## START Task material
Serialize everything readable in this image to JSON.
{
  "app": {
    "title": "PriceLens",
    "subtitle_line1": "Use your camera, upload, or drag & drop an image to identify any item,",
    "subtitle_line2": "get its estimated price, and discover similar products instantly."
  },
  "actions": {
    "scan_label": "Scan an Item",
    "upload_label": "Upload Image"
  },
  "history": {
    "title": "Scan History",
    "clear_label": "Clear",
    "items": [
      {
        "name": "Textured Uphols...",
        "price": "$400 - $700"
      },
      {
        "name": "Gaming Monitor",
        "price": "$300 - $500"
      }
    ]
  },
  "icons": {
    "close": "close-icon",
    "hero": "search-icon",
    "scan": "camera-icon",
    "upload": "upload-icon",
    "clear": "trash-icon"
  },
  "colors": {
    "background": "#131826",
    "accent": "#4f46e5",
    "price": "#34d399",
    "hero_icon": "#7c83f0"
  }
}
## END Task material
→ **What is expected**
Transcribe all of the material exactly. Omit nothing.

→ **Answer for this exercise**
Serialize everything readable in this image to JSON.
{
  "app": {
    "title": "PriceLens",
    "subtitle_line1": "Use your camera, upload, or drag & drop an image to identify any item,",
    "subtitle_line2": "get its estimated price, and discover similar products instantly."
  },
  "actions": {
    "scan_label": "Scan an Item",
    "upload_label": "Upload Image"
  },
  "history": {
    "title": "Scan History",
    "clear_label": "Clear",
    "items": [
      {
        "name": "Textured Uphols...",
        "price": "$400 - $700"
      },
      {
        "name": "Gaming Monitor",
        "price": "$300 - $500"
      }
    ]
  },
  "icons": {
    "close": "close-icon",
    "hero": "search-icon",
    "scan": "camera-icon",
    "upload": "upload-icon",
    "clear": "trash-icon"
  },
  "colors": {
    "background": "#131826",
    "accent": "#4f46e5",
    "price": "#34d399",
    "hero_icon": "#7c83f0"
  }
}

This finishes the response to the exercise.